#### [Written problem]
Look through the lines below and state how many hold the word "Attacked". Write only the number.
-- BEGIN Source data --
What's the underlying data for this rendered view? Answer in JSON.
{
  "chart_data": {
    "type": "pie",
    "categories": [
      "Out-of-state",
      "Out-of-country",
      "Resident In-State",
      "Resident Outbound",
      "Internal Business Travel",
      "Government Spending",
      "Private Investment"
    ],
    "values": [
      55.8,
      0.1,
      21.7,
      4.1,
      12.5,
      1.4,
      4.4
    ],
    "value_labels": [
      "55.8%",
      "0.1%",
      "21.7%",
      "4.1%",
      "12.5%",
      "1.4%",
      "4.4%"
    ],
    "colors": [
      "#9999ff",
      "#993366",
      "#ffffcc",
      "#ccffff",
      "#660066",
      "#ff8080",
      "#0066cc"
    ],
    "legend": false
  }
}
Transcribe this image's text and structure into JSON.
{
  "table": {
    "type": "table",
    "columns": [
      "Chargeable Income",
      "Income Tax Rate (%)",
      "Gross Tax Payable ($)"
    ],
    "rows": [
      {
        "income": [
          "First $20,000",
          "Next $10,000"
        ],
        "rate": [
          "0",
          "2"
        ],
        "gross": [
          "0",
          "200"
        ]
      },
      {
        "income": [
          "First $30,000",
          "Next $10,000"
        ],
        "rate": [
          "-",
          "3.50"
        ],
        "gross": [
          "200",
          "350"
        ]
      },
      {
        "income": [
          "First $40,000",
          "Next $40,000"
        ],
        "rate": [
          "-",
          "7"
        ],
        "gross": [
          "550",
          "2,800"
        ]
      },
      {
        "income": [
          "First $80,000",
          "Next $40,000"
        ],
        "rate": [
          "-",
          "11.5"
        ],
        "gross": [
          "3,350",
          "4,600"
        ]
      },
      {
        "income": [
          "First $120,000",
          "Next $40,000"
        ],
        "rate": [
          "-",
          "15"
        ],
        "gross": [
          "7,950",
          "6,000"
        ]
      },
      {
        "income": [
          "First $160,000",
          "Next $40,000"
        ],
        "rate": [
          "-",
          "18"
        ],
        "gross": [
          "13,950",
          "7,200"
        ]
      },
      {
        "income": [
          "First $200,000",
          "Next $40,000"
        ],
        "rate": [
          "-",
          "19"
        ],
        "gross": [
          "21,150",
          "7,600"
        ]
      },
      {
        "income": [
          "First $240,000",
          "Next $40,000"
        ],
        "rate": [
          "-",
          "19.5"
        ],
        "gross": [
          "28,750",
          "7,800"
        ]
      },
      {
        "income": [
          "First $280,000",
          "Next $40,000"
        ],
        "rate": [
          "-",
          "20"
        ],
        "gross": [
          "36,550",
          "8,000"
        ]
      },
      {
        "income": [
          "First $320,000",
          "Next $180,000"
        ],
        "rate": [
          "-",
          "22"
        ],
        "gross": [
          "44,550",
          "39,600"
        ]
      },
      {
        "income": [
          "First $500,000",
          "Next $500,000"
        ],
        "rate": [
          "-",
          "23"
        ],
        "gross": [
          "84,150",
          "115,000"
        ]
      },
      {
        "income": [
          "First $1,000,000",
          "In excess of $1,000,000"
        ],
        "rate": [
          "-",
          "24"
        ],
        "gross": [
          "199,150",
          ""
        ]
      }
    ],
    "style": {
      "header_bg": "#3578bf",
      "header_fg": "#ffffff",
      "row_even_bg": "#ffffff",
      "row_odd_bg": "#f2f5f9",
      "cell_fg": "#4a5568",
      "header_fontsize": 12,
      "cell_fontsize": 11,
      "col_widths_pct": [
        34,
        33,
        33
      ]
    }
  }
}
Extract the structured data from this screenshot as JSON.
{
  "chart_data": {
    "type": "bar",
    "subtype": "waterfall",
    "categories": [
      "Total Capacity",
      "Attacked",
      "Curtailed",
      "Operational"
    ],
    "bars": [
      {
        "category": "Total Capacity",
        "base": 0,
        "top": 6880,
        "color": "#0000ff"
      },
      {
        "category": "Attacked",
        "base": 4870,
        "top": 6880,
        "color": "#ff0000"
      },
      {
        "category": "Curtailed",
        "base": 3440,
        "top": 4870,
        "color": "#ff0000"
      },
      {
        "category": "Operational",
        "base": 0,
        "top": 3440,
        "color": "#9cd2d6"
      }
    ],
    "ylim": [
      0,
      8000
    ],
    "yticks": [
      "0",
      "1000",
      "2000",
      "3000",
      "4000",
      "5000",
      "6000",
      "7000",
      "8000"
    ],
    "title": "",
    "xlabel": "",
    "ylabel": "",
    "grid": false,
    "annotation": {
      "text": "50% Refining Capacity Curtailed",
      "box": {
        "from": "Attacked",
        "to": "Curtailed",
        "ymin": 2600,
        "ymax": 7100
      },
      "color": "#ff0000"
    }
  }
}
-- END Source data --
#### [Final result]
3